All the records that follow need to be reproduced exactly. Omit the images.

Exercise inputs ▸
——

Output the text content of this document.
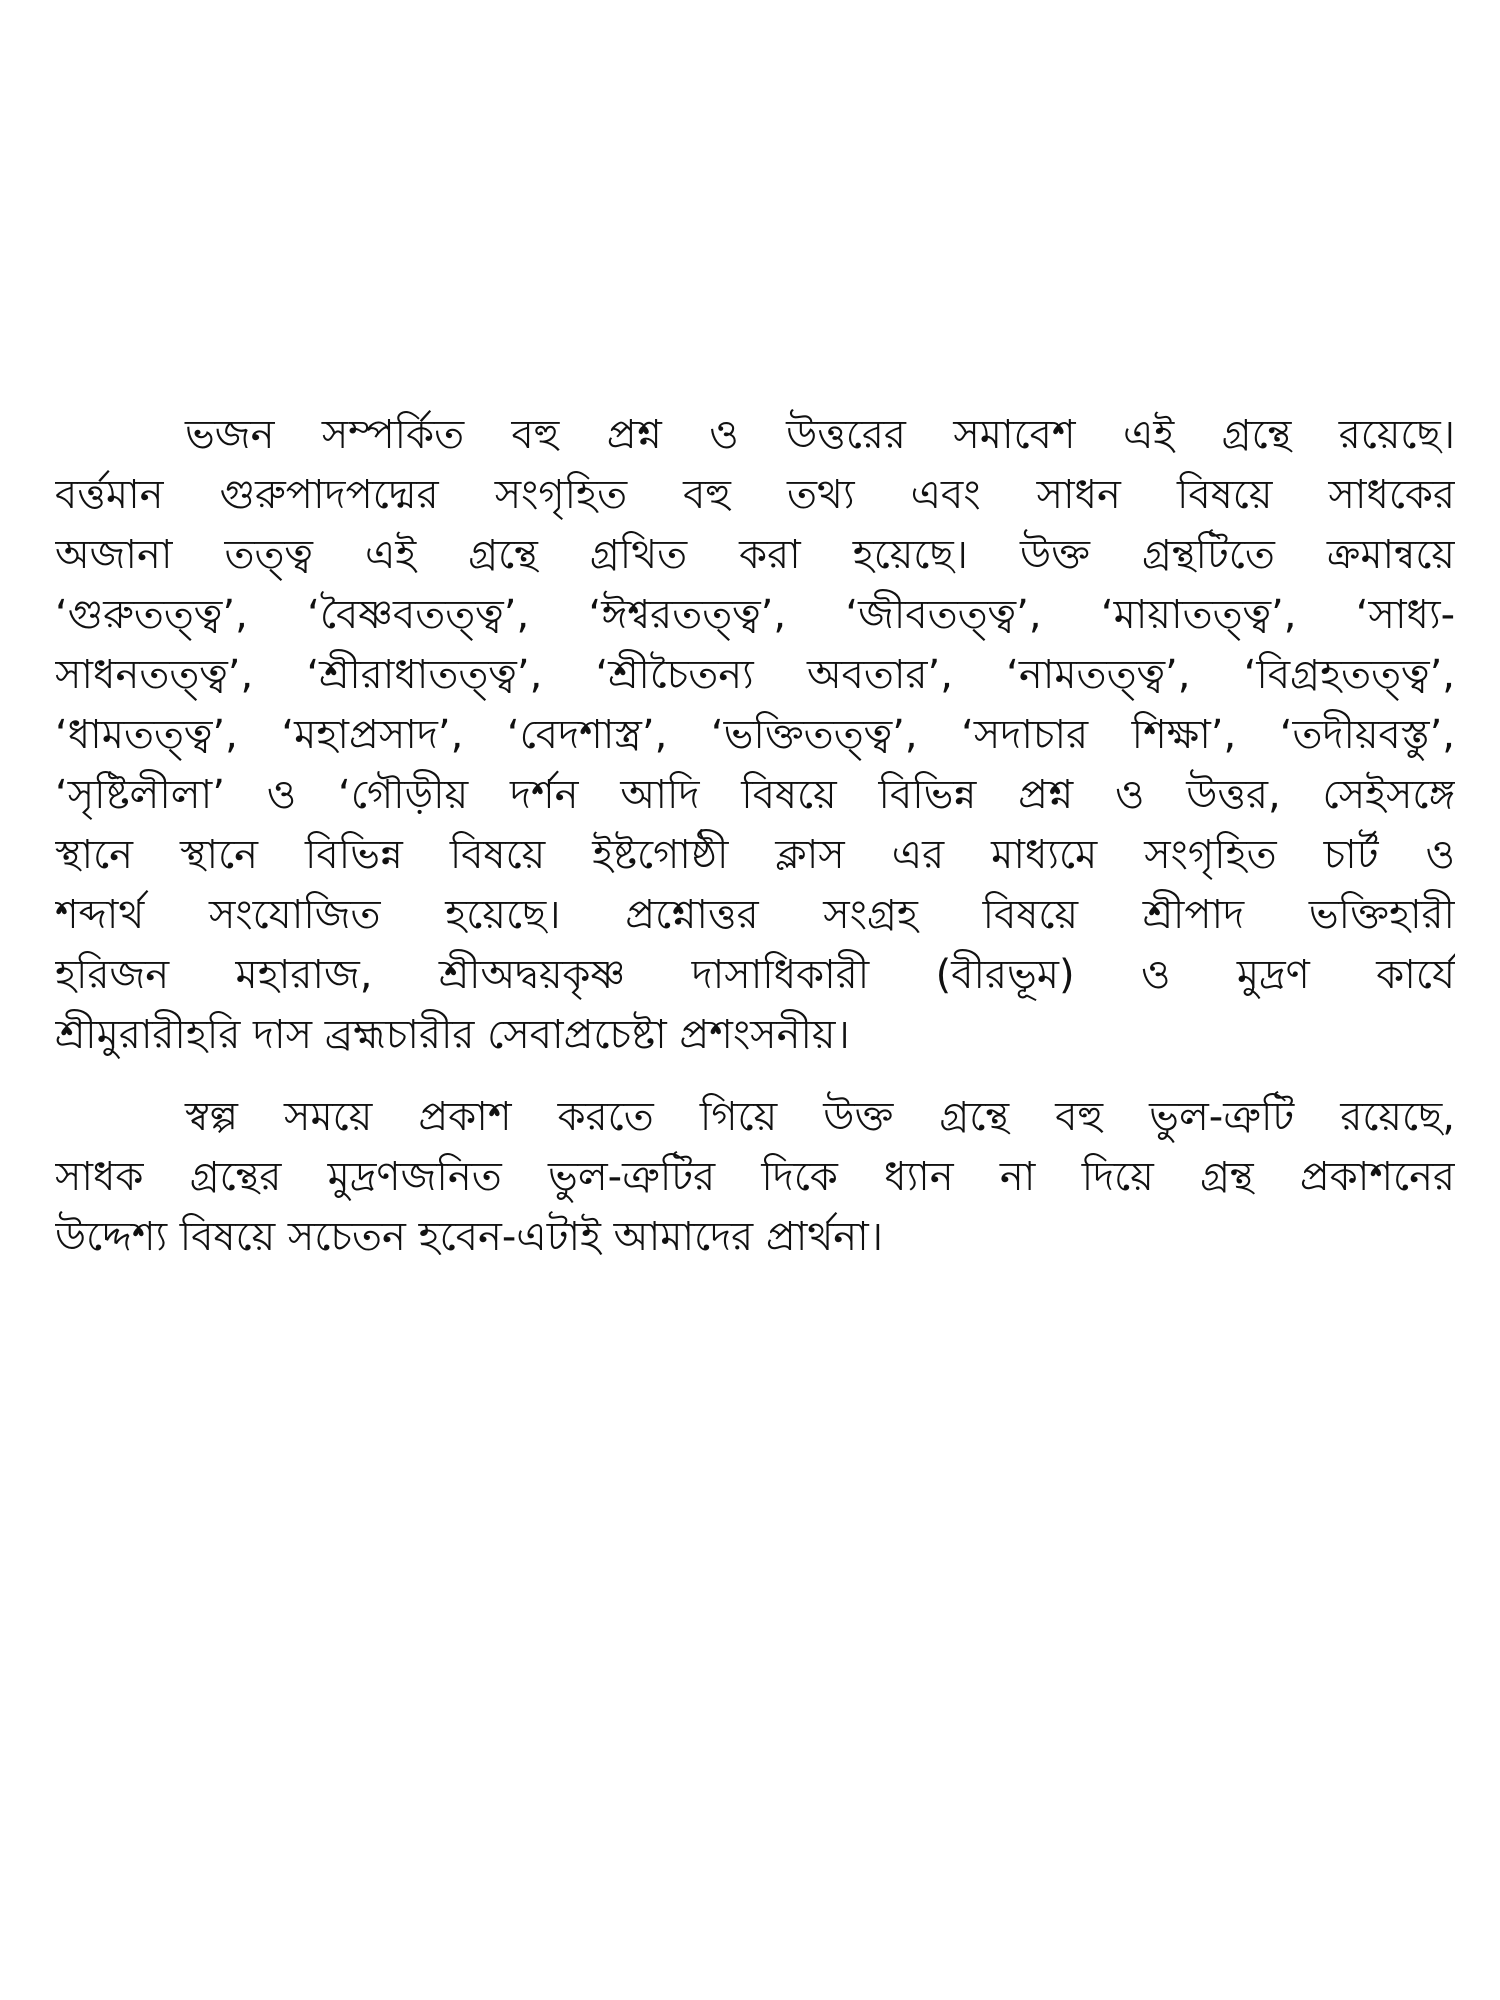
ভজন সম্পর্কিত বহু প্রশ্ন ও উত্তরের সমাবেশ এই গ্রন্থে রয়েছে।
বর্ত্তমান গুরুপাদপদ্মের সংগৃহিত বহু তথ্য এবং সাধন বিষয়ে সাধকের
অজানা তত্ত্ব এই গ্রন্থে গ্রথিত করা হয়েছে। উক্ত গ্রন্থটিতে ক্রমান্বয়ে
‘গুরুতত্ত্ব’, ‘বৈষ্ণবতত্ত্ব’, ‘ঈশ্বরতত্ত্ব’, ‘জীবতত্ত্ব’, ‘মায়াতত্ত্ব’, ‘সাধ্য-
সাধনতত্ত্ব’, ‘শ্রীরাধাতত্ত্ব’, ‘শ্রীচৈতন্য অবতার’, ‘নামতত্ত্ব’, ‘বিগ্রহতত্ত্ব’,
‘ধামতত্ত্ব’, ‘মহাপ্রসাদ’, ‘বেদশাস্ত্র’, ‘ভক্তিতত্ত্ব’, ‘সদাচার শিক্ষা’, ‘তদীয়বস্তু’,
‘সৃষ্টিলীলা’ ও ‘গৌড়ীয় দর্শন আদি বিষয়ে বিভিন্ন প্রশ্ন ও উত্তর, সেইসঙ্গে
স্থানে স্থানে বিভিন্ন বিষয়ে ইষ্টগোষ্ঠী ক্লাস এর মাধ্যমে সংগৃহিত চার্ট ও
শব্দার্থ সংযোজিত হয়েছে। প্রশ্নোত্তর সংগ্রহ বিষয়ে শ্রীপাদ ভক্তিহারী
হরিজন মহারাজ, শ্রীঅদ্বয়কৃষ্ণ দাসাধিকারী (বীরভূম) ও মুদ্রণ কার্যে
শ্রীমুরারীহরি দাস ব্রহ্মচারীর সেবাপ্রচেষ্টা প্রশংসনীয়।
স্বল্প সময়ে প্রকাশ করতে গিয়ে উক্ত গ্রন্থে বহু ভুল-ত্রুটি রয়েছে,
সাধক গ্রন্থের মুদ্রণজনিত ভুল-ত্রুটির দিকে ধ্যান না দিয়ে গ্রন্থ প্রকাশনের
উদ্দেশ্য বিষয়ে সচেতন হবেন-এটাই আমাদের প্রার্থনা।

——

The output ▸
Output the text content of this document.
ভজন সম্পর্কিত বহু প্রশ্ন ও উত্তরের সমাবেশ এই গ্রন্থে রয়েছে।
বর্ত্তমান গুরুপাদপদ্মের সংগৃহিত বহু তথ্য এবং সাধন বিষয়ে সাধকের
অজানা তত্ত্ব এই গ্রন্থে গ্রথিত করা হয়েছে। উক্ত গ্রন্থটিতে ক্রমান্বয়ে
‘গুরুতত্ত্ব’, ‘বৈষ্ণবতত্ত্ব’, ‘ঈশ্বরতত্ত্ব’, ‘জীবতত্ত্ব’, ‘মায়াতত্ত্ব’, ‘সাধ্য-
সাধনতত্ত্ব’, ‘শ্রীরাধাতত্ত্ব’, ‘শ্রীচৈতন্য অবতার’, ‘নামতত্ত্ব’, ‘বিগ্রহতত্ত্ব’,
‘ধামতত্ত্ব’, ‘মহাপ্রসাদ’, ‘বেদশাস্ত্র’, ‘ভক্তিতত্ত্ব’, ‘সদাচার শিক্ষা’, ‘তদীয়বস্তু’,
‘সৃষ্টিলীলা’ ও ‘গৌড়ীয় দর্শন আদি বিষয়ে বিভিন্ন প্রশ্ন ও উত্তর, সেইসঙ্গে
স্থানে স্থানে বিভিন্ন বিষয়ে ইষ্টগোষ্ঠী ক্লাস এর মাধ্যমে সংগৃহিত চার্ট ও
শব্দার্থ সংযোজিত হয়েছে। প্রশ্নোত্তর সংগ্রহ বিষয়ে শ্রীপাদ ভক্তিহারী
হরিজন মহারাজ, শ্রীঅদ্বয়কৃষ্ণ দাসাধিকারী (বীরভূম) ও মুদ্রণ কার্যে
শ্রীমুরারীহরি দাস ব্রহ্মচারীর সেবাপ্রচেষ্টা প্রশংসনীয়।
স্বল্প সময়ে প্রকাশ করতে গিয়ে উক্ত গ্রন্থে বহু ভুল-ত্রুটি রয়েছে,
সাধক গ্রন্থের মুদ্রণজনিত ভুল-ত্রুটির দিকে ধ্যান না দিয়ে গ্রন্থ প্রকাশনের
উদ্দেশ্য বিষয়ে সচেতন হবেন-এটাই আমাদের প্রার্থনা।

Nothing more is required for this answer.